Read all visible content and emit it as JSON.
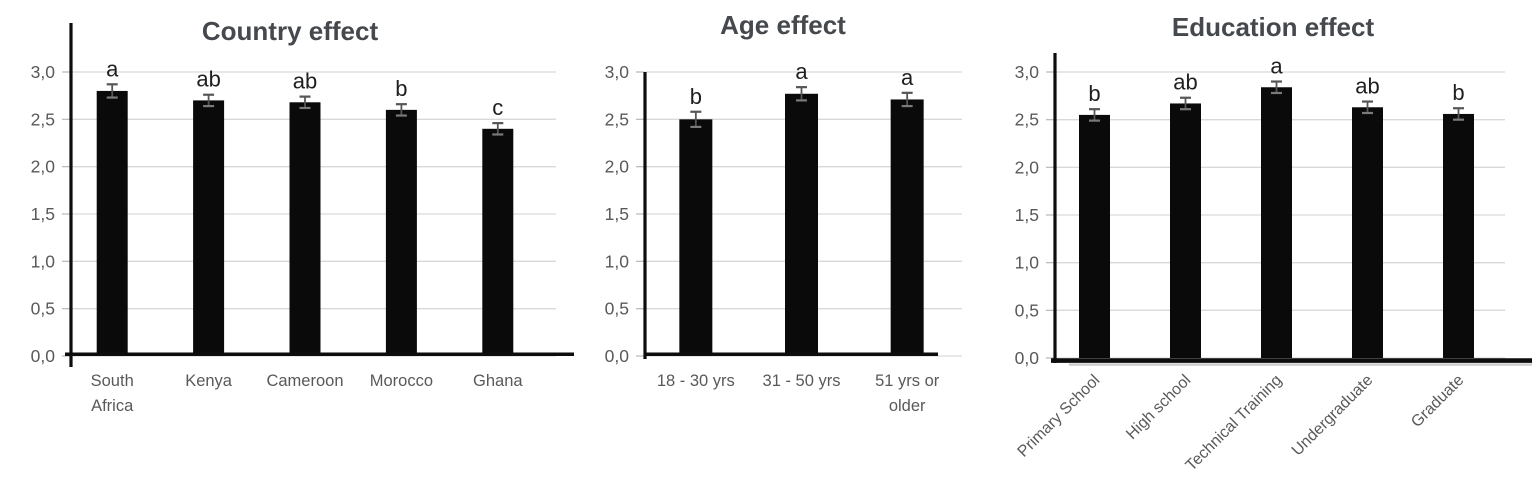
{
  "figure": {
    "background": "#ffffff",
    "description_visible_text_only": true
  },
  "colors": {
    "bar": "#0a0a0a",
    "error_bar": "#565656",
    "gridline": "#d9d9d9",
    "axis": "#0d0d0d",
    "title_text": "#45484d",
    "axis_label_text": "#595959",
    "sig_letter_text": "#1f1f1f"
  },
  "chart_data": [
    {
      "type": "bar",
      "title": "Country effect",
      "categories": [
        "South\nAfrica",
        "Kenya",
        "Cameroon",
        "Morocco",
        "Ghana"
      ],
      "values": [
        2.8,
        2.7,
        2.68,
        2.6,
        2.4
      ],
      "errors": [
        0.07,
        0.06,
        0.06,
        0.06,
        0.06
      ],
      "sig_letters": [
        "a",
        "ab",
        "ab",
        "b",
        "c"
      ],
      "xlabel": "",
      "ylabel": "",
      "ylim": [
        0,
        3.0
      ],
      "ytick_values": [
        0,
        0.5,
        1,
        1.5,
        2,
        2.5,
        3
      ],
      "ytick_labels": [
        "0,0",
        "0,5",
        "1,0",
        "1,5",
        "2,0",
        "2,5",
        "3,0"
      ],
      "grid": true,
      "legend": false,
      "bar_color": "#0a0a0a"
    },
    {
      "type": "bar",
      "title": "Age effect",
      "categories": [
        "18 - 30 yrs",
        "31 - 50 yrs",
        "51 yrs or\nolder"
      ],
      "values": [
        2.5,
        2.77,
        2.71
      ],
      "errors": [
        0.08,
        0.07,
        0.07
      ],
      "sig_letters": [
        "b",
        "a",
        "a"
      ],
      "xlabel": "",
      "ylabel": "",
      "ylim": [
        0,
        3.0
      ],
      "ytick_values": [
        0,
        0.5,
        1,
        1.5,
        2,
        2.5,
        3
      ],
      "ytick_labels": [
        "0,0",
        "0,5",
        "1,0",
        "1,5",
        "2,0",
        "2,5",
        "3,0"
      ],
      "grid": true,
      "legend": false,
      "bar_color": "#0a0a0a"
    },
    {
      "type": "bar",
      "title": "Education effect",
      "categories": [
        "Primary School",
        "High school",
        "Technical Training",
        "Undergraduate",
        "Graduate"
      ],
      "values": [
        2.55,
        2.67,
        2.84,
        2.63,
        2.56
      ],
      "errors": [
        0.06,
        0.06,
        0.06,
        0.06,
        0.06
      ],
      "sig_letters": [
        "b",
        "ab",
        "a",
        "ab",
        "b"
      ],
      "xlabel": "",
      "ylabel": "",
      "ylim": [
        0,
        3.0
      ],
      "ytick_values": [
        0,
        0.5,
        1,
        1.5,
        2,
        2.5,
        3
      ],
      "ytick_labels": [
        "0,0",
        "0,5",
        "1,0",
        "1,5",
        "2,0",
        "2,5",
        "3,0"
      ],
      "grid": true,
      "legend": false,
      "bar_color": "#0a0a0a",
      "category_label_rotation_deg": 45
    }
  ]
}
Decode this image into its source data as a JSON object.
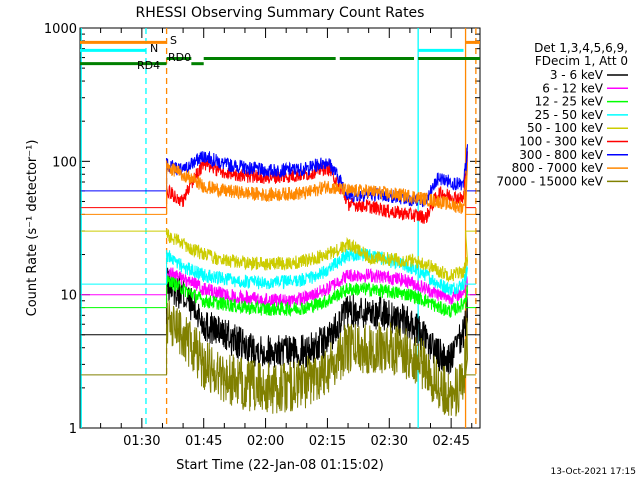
{
  "chart_data": {
    "type": "line",
    "title": "RHESSI Observing Summary Count Rates",
    "xlabel": "Start Time (22-Jan-08 01:15:02)",
    "ylabel": "Count Rate (s⁻¹ detector⁻¹)",
    "yscale": "log",
    "xlim_min": [
      75,
      172
    ],
    "ylim": [
      1,
      1000
    ],
    "x_ticks": [
      {
        "min": 90,
        "label": "01:30"
      },
      {
        "min": 105,
        "label": "01:45"
      },
      {
        "min": 120,
        "label": "02:00"
      },
      {
        "min": 135,
        "label": "02:15"
      },
      {
        "min": 150,
        "label": "02:30"
      },
      {
        "min": 165,
        "label": "02:45"
      }
    ],
    "y_ticks": [
      {
        "value": 1,
        "label": "1"
      },
      {
        "value": 10,
        "label": "10"
      },
      {
        "value": 100,
        "label": "100"
      },
      {
        "value": 1000,
        "label": "1000"
      }
    ],
    "legend_header": [
      "Det 1,3,4,5,6,9,",
      "FDecim 1, Att 0"
    ],
    "legend_position": "right",
    "series": [
      {
        "name": "3 - 6 keV",
        "color": "#000000",
        "base": 5,
        "x": [
          96,
          100,
          105,
          110,
          115,
          120,
          125,
          130,
          135,
          140,
          145,
          150,
          155,
          159,
          162,
          165,
          168,
          169
        ],
        "y": [
          12,
          10,
          6,
          5,
          4,
          3.8,
          3.7,
          3.8,
          4.5,
          7.5,
          7.5,
          7,
          6,
          4.5,
          3.5,
          3.3,
          5,
          8
        ]
      },
      {
        "name": "6 - 12 keV",
        "color": "#ff00ff",
        "base": 10,
        "x": [
          96,
          100,
          105,
          110,
          115,
          120,
          125,
          130,
          135,
          140,
          145,
          150,
          155,
          159,
          162,
          165,
          168,
          169
        ],
        "y": [
          15,
          13,
          11,
          10,
          9.5,
          9.2,
          9,
          9.5,
          11,
          14,
          14,
          13.5,
          12.5,
          11,
          10,
          9.5,
          10.5,
          13
        ]
      },
      {
        "name": "12 - 25 keV",
        "color": "#00ff00",
        "base": 8,
        "x": [
          96,
          100,
          105,
          110,
          115,
          120,
          125,
          130,
          135,
          140,
          145,
          150,
          155,
          159,
          162,
          165,
          168,
          169
        ],
        "y": [
          13,
          11,
          9,
          8.5,
          8,
          7.8,
          7.8,
          8,
          9,
          11,
          11,
          10.5,
          10,
          9,
          8,
          7.5,
          8.5,
          11
        ]
      },
      {
        "name": "25 - 50 keV",
        "color": "#00ffff",
        "base": 12,
        "x": [
          96,
          100,
          105,
          110,
          115,
          120,
          125,
          130,
          135,
          140,
          145,
          150,
          155,
          159,
          162,
          165,
          168,
          169
        ],
        "y": [
          20,
          16,
          14,
          13,
          12.5,
          12.3,
          12.5,
          13,
          15,
          20,
          20,
          18,
          16,
          14,
          12,
          11,
          12,
          16
        ]
      },
      {
        "name": "50 - 100 keV",
        "color": "#cccc00",
        "base": 30,
        "x": [
          96,
          100,
          105,
          110,
          115,
          120,
          125,
          130,
          135,
          140,
          145,
          150,
          155,
          159,
          162,
          165,
          168,
          169
        ],
        "y": [
          28,
          24,
          20,
          18,
          17.5,
          17,
          17.2,
          18,
          20,
          24,
          19,
          18.5,
          18,
          17,
          15,
          14,
          15,
          18
        ]
      },
      {
        "name": "100 - 300 keV",
        "color": "#ff0000",
        "base": 45,
        "x": [
          96,
          100,
          105,
          110,
          115,
          120,
          125,
          130,
          135,
          140,
          145,
          150,
          155,
          159,
          162,
          165,
          168,
          169
        ],
        "y": [
          60,
          50,
          95,
          82,
          78,
          76,
          77,
          80,
          90,
          48,
          46,
          42,
          40,
          38,
          58,
          55,
          52,
          110
        ]
      },
      {
        "name": "300 - 800 keV",
        "color": "#0000ff",
        "base": 60,
        "x": [
          96,
          100,
          105,
          110,
          115,
          120,
          125,
          130,
          135,
          140,
          145,
          150,
          155,
          159,
          162,
          165,
          168,
          169
        ],
        "y": [
          95,
          85,
          110,
          95,
          90,
          85,
          86,
          88,
          100,
          55,
          57,
          55,
          52,
          50,
          75,
          70,
          65,
          125
        ]
      },
      {
        "name": "800 - 7000 keV",
        "color": "#ff8800",
        "base": 40,
        "x": [
          96,
          100,
          105,
          110,
          115,
          120,
          125,
          130,
          135,
          140,
          145,
          150,
          155,
          159,
          162,
          165,
          168,
          169
        ],
        "y": [
          90,
          80,
          65,
          60,
          58,
          56,
          57,
          58,
          65,
          60,
          60,
          57,
          55,
          52,
          50,
          47,
          45,
          90
        ]
      },
      {
        "name": "7000 - 15000 keV",
        "color": "#808000",
        "base": 2.5,
        "x": [
          96,
          100,
          105,
          110,
          115,
          120,
          125,
          130,
          135,
          140,
          145,
          150,
          155,
          159,
          162,
          165,
          168,
          169
        ],
        "y": [
          6,
          5,
          3,
          2.4,
          2.1,
          2,
          2,
          2.2,
          2.8,
          4,
          4,
          4,
          3.5,
          2.8,
          2,
          1.8,
          2,
          5
        ]
      }
    ],
    "annotations": [
      {
        "label": "S",
        "color": "#ff8800",
        "value": 780,
        "segments": [
          [
            75,
            96
          ],
          [
            168.5,
            172
          ]
        ]
      },
      {
        "label": "N",
        "color": "#00ffff",
        "value": 680,
        "segments": [
          [
            75,
            91
          ],
          [
            157,
            168
          ]
        ]
      },
      {
        "label": "RD0",
        "color": "#008000",
        "value": 590,
        "segments": [
          [
            96,
            102
          ],
          [
            105,
            137
          ],
          [
            138,
            156
          ],
          [
            157,
            172
          ]
        ]
      },
      {
        "label": "RD4",
        "color": "#008000",
        "value": 540,
        "segments": [
          [
            75,
            96
          ],
          [
            102,
            105
          ]
        ]
      }
    ],
    "vertical_lines": [
      {
        "min": 75.3,
        "color": "#00ffff",
        "style": "solid"
      },
      {
        "min": 91,
        "color": "#00ffff",
        "style": "dashed"
      },
      {
        "min": 96,
        "color": "#ff8800",
        "style": "dashed"
      },
      {
        "min": 157,
        "color": "#00ffff",
        "style": "solid"
      },
      {
        "min": 168.5,
        "color": "#ff8800",
        "style": "solid"
      },
      {
        "min": 171,
        "color": "#ff8800",
        "style": "dashed"
      }
    ],
    "footer": "13-Oct-2021 17:15"
  }
}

> [AIM]: State how many lines of the listing above hold the word "name", with nothing but the number.

> [EXERCISE ANSWER]: 9